▼
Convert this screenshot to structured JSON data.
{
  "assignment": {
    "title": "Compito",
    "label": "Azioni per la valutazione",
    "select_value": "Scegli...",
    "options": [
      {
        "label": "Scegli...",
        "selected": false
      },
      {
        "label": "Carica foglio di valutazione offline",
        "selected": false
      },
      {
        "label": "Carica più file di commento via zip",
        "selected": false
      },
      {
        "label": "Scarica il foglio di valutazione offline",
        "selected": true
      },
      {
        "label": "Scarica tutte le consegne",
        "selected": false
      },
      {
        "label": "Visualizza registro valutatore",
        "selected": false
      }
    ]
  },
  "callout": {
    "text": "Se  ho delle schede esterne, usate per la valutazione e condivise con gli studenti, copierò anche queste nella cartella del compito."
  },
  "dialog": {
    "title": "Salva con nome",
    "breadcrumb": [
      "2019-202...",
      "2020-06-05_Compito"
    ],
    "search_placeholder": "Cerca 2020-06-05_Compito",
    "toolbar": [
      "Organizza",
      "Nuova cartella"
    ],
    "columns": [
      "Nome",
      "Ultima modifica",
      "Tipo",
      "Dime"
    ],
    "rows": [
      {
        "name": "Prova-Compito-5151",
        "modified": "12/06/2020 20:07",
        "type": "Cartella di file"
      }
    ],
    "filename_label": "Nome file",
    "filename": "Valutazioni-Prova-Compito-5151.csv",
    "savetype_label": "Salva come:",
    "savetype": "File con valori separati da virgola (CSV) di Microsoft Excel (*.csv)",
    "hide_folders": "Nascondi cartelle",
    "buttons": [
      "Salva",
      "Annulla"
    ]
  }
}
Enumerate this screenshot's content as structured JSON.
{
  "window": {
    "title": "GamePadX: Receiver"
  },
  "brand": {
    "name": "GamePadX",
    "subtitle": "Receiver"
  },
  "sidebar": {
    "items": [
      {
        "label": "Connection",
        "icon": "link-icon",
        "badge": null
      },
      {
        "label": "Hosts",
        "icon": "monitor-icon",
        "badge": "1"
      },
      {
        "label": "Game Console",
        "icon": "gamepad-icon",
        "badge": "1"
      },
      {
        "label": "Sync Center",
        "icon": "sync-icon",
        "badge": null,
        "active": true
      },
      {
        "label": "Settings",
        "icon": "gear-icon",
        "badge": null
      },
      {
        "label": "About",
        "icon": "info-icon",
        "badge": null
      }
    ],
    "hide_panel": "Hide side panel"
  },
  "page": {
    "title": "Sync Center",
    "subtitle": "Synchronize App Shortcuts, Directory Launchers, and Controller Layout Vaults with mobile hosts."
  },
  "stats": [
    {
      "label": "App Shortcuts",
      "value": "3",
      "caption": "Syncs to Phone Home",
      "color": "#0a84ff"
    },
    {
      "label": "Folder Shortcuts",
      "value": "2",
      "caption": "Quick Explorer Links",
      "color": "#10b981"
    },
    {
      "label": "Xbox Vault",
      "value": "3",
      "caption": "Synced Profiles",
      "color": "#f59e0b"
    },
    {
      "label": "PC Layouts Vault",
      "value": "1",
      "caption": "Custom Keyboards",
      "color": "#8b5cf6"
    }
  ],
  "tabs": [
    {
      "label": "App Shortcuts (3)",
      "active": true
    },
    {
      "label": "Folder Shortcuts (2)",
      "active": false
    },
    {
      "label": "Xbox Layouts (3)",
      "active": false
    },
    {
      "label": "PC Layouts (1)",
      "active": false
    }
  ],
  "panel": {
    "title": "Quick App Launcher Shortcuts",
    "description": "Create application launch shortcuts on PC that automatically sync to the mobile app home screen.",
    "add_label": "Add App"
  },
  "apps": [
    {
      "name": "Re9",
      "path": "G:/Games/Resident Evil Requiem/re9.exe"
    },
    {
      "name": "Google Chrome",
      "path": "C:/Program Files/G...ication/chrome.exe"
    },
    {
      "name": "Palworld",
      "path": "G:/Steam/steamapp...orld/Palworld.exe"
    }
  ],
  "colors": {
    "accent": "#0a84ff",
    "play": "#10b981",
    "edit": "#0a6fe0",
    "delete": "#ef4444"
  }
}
▲
§ **Brief**
Pull out each line of the records holding the string "this".

§ **Answer**
Convert this screenshot to structured JSON data.
Enumerate this screenshot's content as structured JSON.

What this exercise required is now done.